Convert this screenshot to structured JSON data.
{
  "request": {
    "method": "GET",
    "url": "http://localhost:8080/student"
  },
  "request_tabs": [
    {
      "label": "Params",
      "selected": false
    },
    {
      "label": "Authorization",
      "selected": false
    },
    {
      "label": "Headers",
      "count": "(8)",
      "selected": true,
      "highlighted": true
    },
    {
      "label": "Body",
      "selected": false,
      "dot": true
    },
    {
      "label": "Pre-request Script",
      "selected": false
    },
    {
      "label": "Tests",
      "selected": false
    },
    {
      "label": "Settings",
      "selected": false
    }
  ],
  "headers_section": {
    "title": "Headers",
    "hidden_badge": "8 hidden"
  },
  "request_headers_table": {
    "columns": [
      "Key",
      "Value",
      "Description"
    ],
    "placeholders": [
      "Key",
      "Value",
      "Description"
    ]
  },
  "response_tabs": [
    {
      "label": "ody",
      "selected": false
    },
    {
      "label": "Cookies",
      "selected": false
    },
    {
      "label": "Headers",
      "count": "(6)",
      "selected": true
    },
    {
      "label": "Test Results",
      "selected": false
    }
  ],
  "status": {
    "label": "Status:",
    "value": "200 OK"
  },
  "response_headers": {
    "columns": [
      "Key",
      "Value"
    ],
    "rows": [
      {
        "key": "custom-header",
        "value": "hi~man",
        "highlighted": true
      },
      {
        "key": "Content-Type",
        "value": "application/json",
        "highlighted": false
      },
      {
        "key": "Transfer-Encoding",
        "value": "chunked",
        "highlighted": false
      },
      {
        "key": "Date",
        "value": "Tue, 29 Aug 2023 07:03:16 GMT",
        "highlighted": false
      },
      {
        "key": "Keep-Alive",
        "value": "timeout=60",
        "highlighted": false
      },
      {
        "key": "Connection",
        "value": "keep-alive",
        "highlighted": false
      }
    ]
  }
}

* EXERCISE TASK: Output all records verbatim.

* TASK OUTPUT:
Convert this screenshot to structured JSON data.
{
  "request": {
    "method": "GET",
    "url": "http://localhost:8080/student"
  },
  "request_tabs": [
    {
      "label": "Params",
      "selected": false
    },
    {
      "label": "Authorization",
      "selected": false
    },
    {
      "label": "Headers",
      "count": "(8)",
      "selected": true,
      "highlighted": true
    },
    {
      "label": "Body",
      "selected": false,
      "dot": true
    },
    {
      "label": "Pre-request Script",
      "selected": false
    },
    {
      "label": "Tests",
      "selected": false
    },
    {
      "label": "Settings",
      "selected": false
    }
  ],
  "headers_section": {
    "title": "Headers",
    "hidden_badge": "8 hidden"
  },
  "request_headers_table": {
    "columns": [
      "Key",
      "Value",
      "Description"
    ],
    "placeholders": [
      "Key",
      "Value",
      "Description"
    ]
  },
  "response_tabs": [
    {
      "label": "ody",
      "selected": false
    },
    {
      "label": "Cookies",
      "selected": false
    },
    {
      "label": "Headers",
      "count": "(6)",
      "selected": true
    },
    {
      "label": "Test Results",
      "selected": false
    }
  ],
  "status": {
    "label": "Status:",
    "value": "200 OK"
  },
  "response_headers": {
    "columns": [
      "Key",
      "Value"
    ],
    "rows": [
      {
        "key": "custom-header",
        "value": "hi~man",
        "highlighted": true
      },
      {
        "key": "Content-Type",
        "value": "application/json",
        "highlighted": false
      },
      {
        "key": "Transfer-Encoding",
        "value": "chunked",
        "highlighted": false
      },
      {
        "key": "Date",
        "value": "Tue, 29 Aug 2023 07:03:16 GMT",
        "highlighted": false
      },
      {
        "key": "Keep-Alive",
        "value": "timeout=60",
        "highlighted": false
      },
      {
        "key": "Connection",
        "value": "keep-alive",
        "highlighted": false
      }
    ]
  }
}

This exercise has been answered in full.